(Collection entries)
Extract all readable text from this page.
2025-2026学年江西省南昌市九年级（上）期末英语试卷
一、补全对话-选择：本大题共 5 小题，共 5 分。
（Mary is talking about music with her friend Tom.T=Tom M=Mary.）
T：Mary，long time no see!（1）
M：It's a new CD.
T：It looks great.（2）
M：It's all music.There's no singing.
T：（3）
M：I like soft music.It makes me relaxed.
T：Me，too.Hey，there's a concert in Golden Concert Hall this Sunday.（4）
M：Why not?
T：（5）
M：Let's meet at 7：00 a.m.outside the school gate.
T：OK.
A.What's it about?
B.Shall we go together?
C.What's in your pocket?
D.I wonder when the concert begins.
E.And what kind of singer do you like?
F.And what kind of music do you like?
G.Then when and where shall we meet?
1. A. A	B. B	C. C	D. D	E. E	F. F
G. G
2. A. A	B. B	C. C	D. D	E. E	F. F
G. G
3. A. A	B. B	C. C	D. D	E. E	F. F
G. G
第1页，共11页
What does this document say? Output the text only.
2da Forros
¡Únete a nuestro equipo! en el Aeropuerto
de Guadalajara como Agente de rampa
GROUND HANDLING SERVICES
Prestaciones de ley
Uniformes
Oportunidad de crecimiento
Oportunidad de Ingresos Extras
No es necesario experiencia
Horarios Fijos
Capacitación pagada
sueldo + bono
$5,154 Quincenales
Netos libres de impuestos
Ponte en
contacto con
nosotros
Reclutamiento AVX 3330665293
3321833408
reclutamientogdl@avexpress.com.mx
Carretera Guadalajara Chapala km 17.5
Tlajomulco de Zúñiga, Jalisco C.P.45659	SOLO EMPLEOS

What is expected - Copy out each line of the data where the string "text" appears.

Final result -
Extract all readable text from this page.
What does this document say? Output the text only.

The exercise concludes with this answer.